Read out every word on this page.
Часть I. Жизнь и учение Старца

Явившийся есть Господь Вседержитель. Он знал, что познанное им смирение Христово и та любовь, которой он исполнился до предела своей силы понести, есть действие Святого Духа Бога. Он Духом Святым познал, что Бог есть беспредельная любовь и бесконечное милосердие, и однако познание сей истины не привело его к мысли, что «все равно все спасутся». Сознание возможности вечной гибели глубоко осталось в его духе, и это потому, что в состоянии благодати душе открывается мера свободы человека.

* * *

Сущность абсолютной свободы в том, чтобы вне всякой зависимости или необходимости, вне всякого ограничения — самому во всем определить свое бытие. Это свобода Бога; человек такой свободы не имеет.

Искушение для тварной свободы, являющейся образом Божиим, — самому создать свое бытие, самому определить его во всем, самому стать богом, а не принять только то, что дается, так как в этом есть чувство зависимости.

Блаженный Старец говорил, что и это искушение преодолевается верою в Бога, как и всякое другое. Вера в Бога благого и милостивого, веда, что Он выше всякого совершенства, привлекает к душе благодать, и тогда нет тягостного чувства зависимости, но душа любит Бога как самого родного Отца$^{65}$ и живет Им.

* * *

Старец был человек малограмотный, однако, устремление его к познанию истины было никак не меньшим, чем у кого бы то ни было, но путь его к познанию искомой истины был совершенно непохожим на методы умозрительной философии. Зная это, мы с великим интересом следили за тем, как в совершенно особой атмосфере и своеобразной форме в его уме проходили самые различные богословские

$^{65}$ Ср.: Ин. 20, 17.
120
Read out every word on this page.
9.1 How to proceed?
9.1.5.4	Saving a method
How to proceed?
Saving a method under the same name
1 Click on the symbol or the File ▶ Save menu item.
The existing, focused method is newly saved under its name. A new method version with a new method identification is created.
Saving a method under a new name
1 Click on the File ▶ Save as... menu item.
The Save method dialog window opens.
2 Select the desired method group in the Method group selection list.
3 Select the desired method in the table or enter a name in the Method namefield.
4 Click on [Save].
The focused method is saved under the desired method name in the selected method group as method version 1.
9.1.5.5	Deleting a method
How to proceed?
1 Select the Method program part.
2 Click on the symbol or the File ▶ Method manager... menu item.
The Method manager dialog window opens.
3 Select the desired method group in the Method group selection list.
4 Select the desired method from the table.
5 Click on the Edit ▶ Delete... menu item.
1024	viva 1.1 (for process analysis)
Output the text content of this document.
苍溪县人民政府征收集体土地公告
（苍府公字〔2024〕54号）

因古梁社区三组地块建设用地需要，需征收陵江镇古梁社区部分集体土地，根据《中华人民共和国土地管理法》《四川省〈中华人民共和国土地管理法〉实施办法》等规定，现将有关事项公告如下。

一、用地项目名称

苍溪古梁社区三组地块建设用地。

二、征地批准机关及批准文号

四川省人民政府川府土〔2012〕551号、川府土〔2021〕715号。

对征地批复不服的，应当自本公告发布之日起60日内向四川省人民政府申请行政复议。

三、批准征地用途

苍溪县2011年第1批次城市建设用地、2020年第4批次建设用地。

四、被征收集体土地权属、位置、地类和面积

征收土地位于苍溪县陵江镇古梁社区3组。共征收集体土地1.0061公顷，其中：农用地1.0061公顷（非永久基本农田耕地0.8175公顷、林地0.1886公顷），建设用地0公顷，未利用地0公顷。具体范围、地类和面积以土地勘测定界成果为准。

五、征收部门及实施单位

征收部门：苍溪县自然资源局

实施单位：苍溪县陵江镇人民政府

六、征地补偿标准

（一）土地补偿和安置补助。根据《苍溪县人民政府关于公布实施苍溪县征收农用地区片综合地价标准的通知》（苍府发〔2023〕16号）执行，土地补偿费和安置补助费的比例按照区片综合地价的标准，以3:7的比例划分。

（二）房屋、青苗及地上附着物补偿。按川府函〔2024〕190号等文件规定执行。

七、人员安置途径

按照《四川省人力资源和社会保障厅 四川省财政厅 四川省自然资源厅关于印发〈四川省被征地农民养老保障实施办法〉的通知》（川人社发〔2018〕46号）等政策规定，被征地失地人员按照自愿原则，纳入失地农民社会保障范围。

=======

**Written problem**
Write out exactly the final stretch of the records: the line containing "Output the text content of this document." and every line after it, through the last, and nothing else.

**Task output**
Output the text content of this document.
苍溪县人民政府征收集体土地公告
（苍府公字〔2024〕54号）

因古梁社区三组地块建设用地需要，需征收陵江镇古梁社区部分集体土地，根据《中华人民共和国土地管理法》《四川省〈中华人民共和国土地管理法〉实施办法》等规定，现将有关事项公告如下。

一、用地项目名称

苍溪古梁社区三组地块建设用地。

二、征地批准机关及批准文号

四川省人民政府川府土〔2012〕551号、川府土〔2021〕715号。

对征地批复不服的，应当自本公告发布之日起60日内向四川省人民政府申请行政复议。

三、批准征地用途

苍溪县2011年第1批次城市建设用地、2020年第4批次建设用地。

四、被征收集体土地权属、位置、地类和面积

征收土地位于苍溪县陵江镇古梁社区3组。共征收集体土地1.0061公顷，其中：农用地1.0061公顷（非永久基本农田耕地0.8175公顷、林地0.1886公顷），建设用地0公顷，未利用地0公顷。具体范围、地类和面积以土地勘测定界成果为准。

五、征收部门及实施单位

征收部门：苍溪县自然资源局

实施单位：苍溪县陵江镇人民政府

六、征地补偿标准

（一）土地补偿和安置补助。根据《苍溪县人民政府关于公布实施苍溪县征收农用地区片综合地价标准的通知》（苍府发〔2023〕16号）执行，土地补偿费和安置补助费的比例按照区片综合地价的标准，以3:7的比例划分。

（二）房屋、青苗及地上附着物补偿。按川府函〔2024〕190号等文件规定执行。

七、人员安置途径

按照《四川省人力资源和社会保障厅 四川省财政厅 四川省自然资源厅关于印发〈四川省被征地农民养老保障实施办法〉的通知》（川人社发〔2018〕46号）等政策规定，被征地失地人员按照自愿原则，纳入失地农民社会保障范围。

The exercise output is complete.